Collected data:
# # # #
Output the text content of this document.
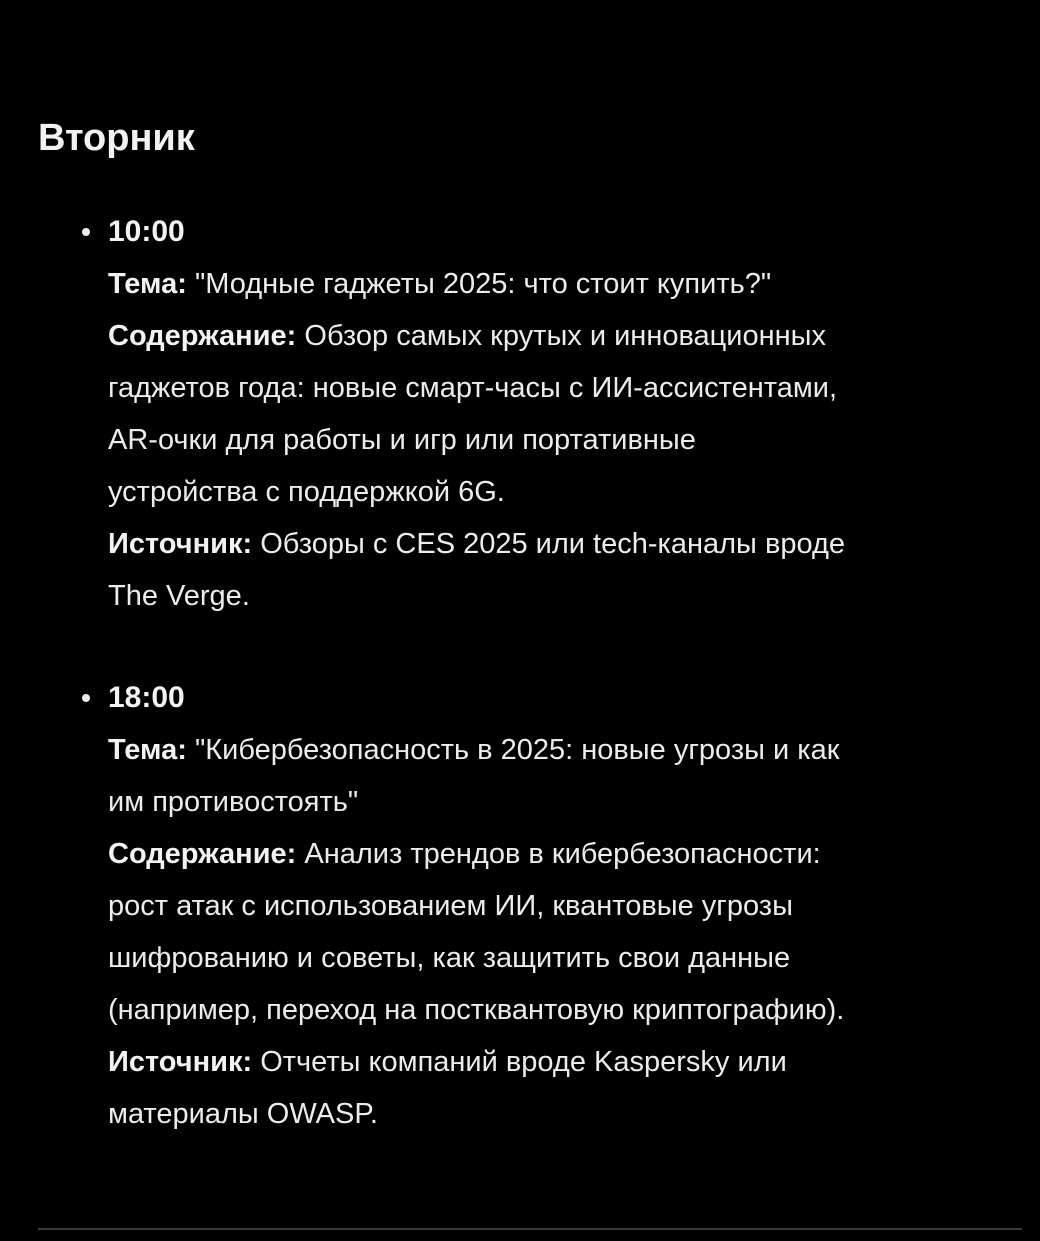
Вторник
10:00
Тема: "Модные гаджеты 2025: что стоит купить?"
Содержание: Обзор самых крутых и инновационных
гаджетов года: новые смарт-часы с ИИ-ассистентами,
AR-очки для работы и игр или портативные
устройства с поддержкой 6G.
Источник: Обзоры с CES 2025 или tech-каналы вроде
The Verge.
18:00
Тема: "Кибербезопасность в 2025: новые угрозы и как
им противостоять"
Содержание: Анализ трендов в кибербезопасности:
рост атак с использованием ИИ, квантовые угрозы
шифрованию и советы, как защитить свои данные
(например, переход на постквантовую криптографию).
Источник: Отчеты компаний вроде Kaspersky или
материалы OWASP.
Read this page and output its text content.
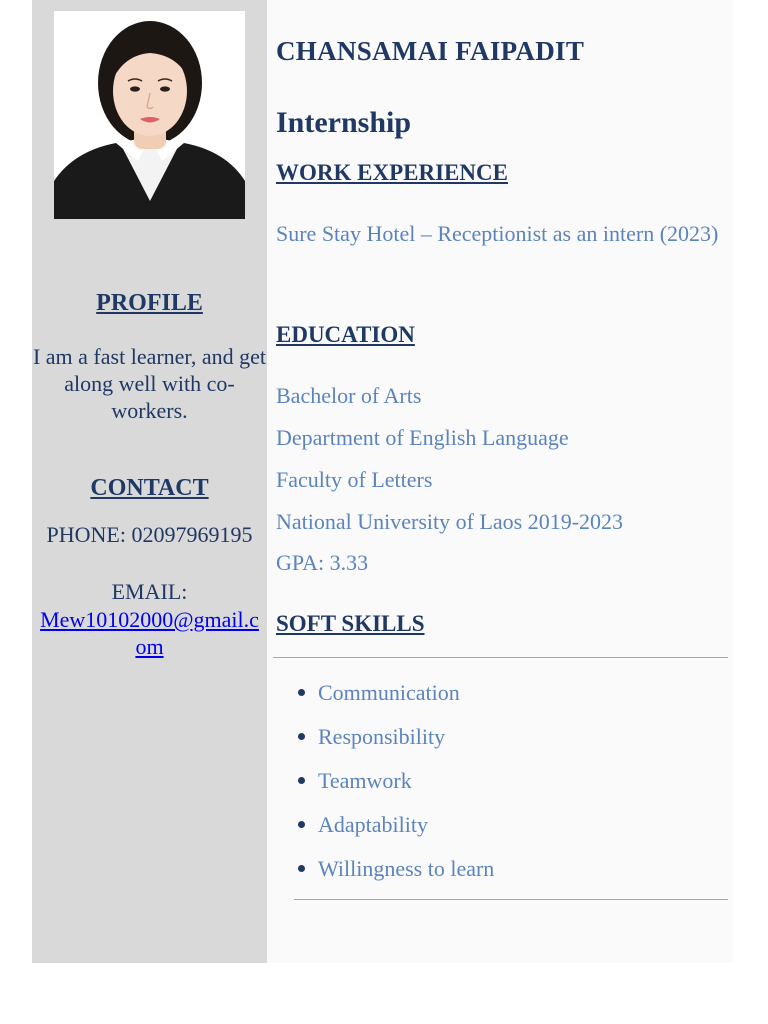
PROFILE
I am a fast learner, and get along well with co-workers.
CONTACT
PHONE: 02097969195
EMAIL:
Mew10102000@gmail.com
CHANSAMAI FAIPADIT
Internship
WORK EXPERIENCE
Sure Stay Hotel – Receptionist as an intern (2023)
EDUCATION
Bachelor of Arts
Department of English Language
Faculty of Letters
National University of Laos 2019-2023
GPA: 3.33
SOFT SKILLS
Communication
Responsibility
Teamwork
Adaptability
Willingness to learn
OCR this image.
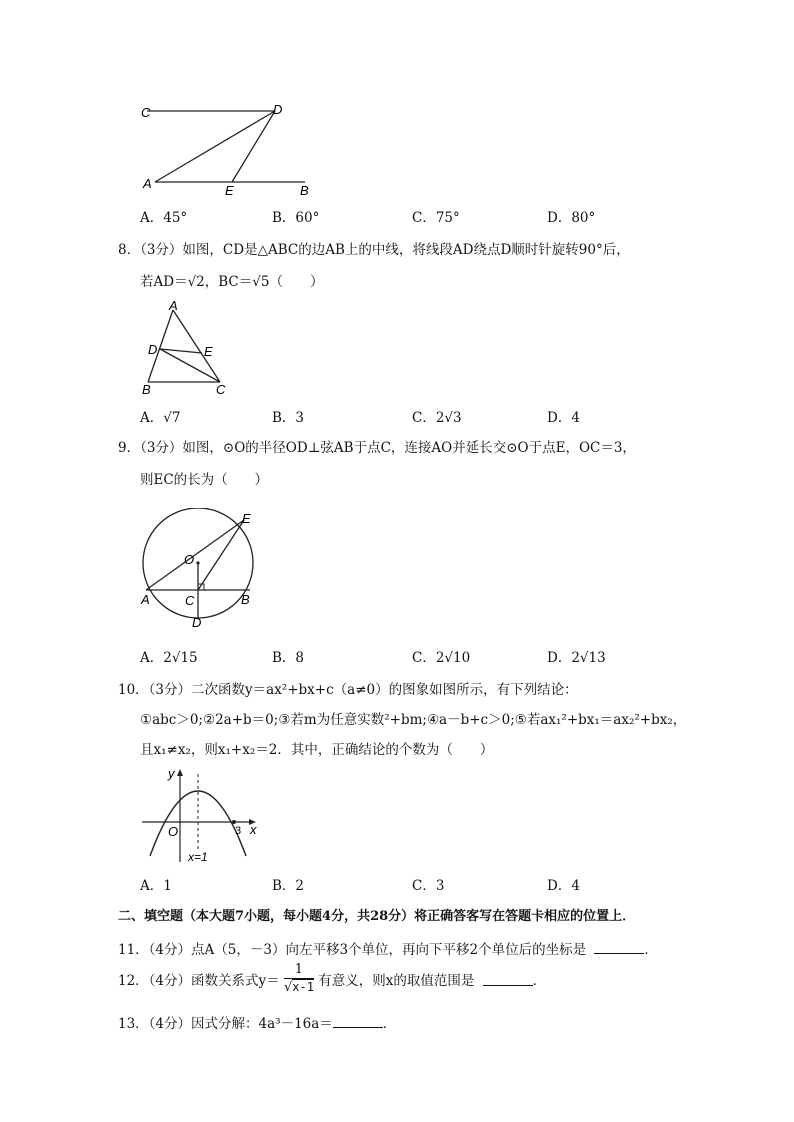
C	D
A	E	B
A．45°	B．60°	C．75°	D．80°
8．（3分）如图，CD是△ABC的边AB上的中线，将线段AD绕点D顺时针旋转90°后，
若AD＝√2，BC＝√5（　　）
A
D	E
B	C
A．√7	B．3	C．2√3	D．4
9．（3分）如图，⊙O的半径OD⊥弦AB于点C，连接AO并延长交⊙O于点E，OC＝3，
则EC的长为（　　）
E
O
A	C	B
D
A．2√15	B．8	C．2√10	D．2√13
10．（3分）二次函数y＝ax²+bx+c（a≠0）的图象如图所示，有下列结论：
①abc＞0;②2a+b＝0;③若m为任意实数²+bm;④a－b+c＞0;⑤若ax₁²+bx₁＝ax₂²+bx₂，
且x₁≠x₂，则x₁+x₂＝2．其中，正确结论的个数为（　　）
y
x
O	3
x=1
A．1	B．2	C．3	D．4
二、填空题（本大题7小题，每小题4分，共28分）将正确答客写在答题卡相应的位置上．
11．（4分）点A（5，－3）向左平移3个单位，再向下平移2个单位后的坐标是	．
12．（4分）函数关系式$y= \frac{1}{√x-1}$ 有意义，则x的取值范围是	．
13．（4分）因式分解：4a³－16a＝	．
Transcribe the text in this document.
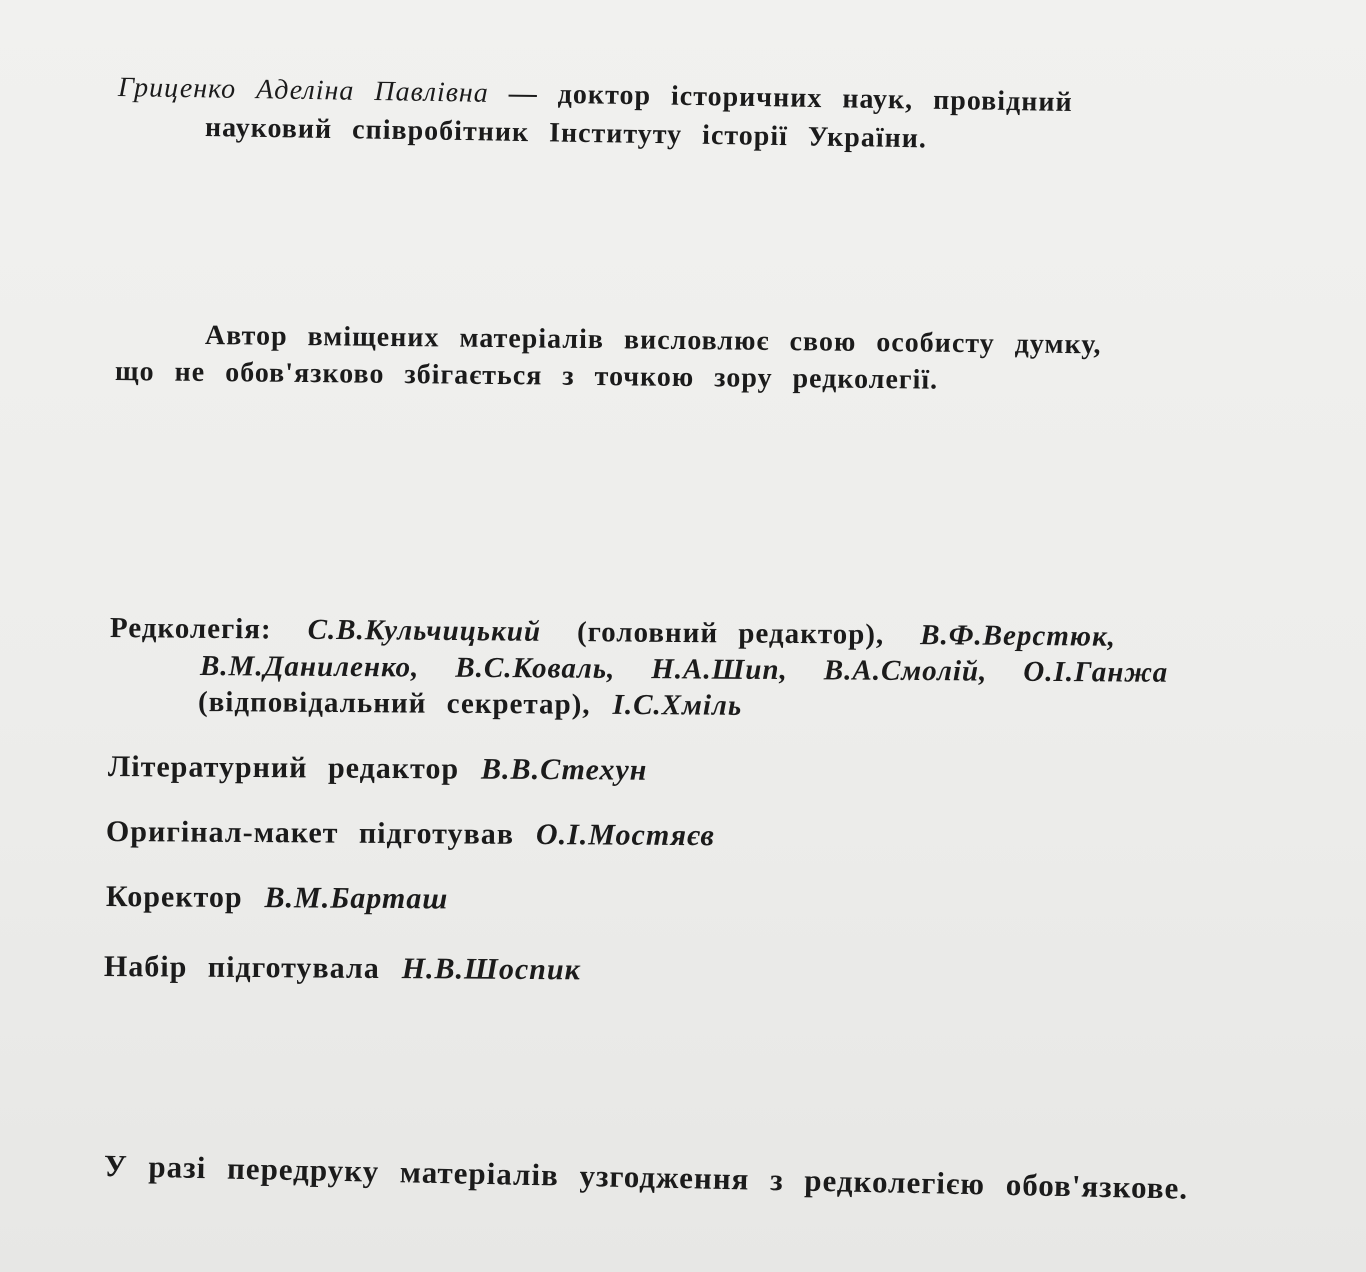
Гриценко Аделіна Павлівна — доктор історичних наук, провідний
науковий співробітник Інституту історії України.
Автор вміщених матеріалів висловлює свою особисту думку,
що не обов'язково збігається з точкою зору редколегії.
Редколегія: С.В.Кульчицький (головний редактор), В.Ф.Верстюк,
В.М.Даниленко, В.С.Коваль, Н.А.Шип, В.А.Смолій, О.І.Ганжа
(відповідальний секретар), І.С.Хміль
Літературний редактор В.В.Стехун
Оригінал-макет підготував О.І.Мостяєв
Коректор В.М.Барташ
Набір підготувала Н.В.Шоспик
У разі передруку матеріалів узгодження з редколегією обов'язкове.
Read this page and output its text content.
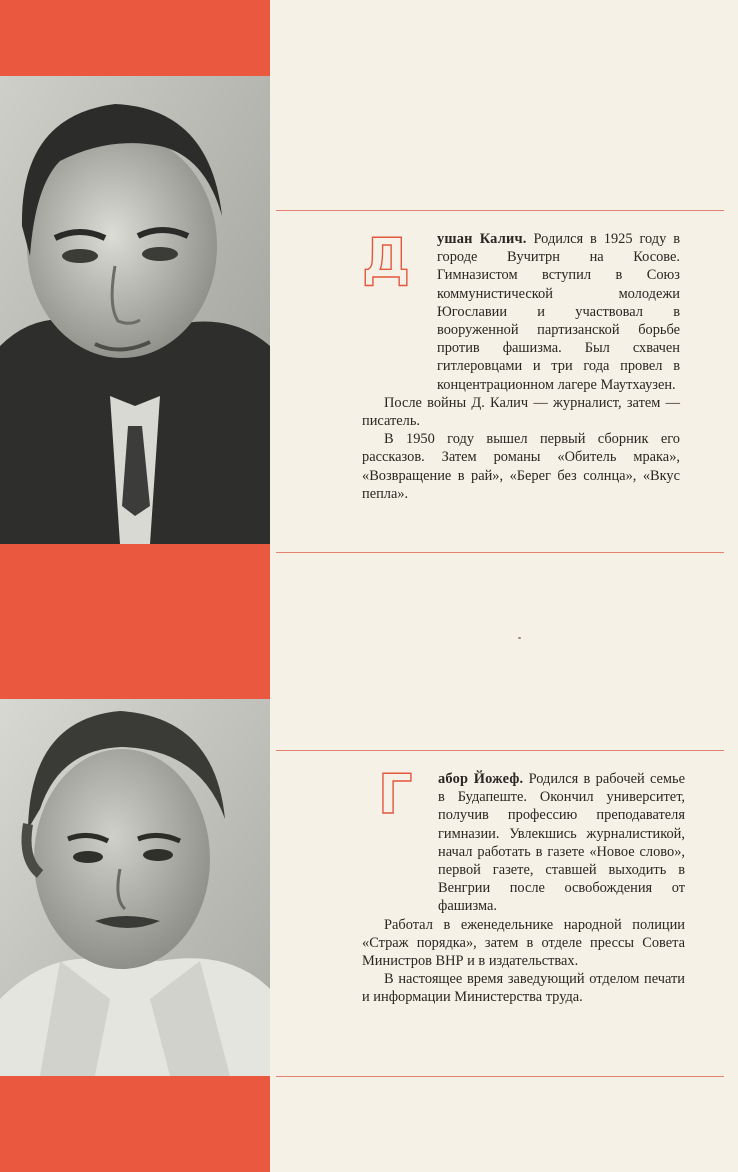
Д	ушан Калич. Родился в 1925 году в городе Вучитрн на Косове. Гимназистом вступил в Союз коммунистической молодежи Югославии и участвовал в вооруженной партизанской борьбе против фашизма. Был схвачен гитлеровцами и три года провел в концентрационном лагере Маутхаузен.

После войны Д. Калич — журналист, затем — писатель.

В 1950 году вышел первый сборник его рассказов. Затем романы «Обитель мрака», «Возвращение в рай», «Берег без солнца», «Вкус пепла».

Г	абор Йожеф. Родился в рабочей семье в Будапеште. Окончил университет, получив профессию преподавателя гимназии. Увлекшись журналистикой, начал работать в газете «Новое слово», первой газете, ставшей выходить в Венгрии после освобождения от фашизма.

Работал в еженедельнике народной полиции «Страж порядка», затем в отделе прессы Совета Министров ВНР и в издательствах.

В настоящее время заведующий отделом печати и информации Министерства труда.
# # # #
> [Stated problem] Sift through the entries and copy every line with "this".

> [Written answer]
Output the text content of this document.
Read this page and output its text content.
OCR this image.
Transcribe the text in this document.
Read this page and output its text content.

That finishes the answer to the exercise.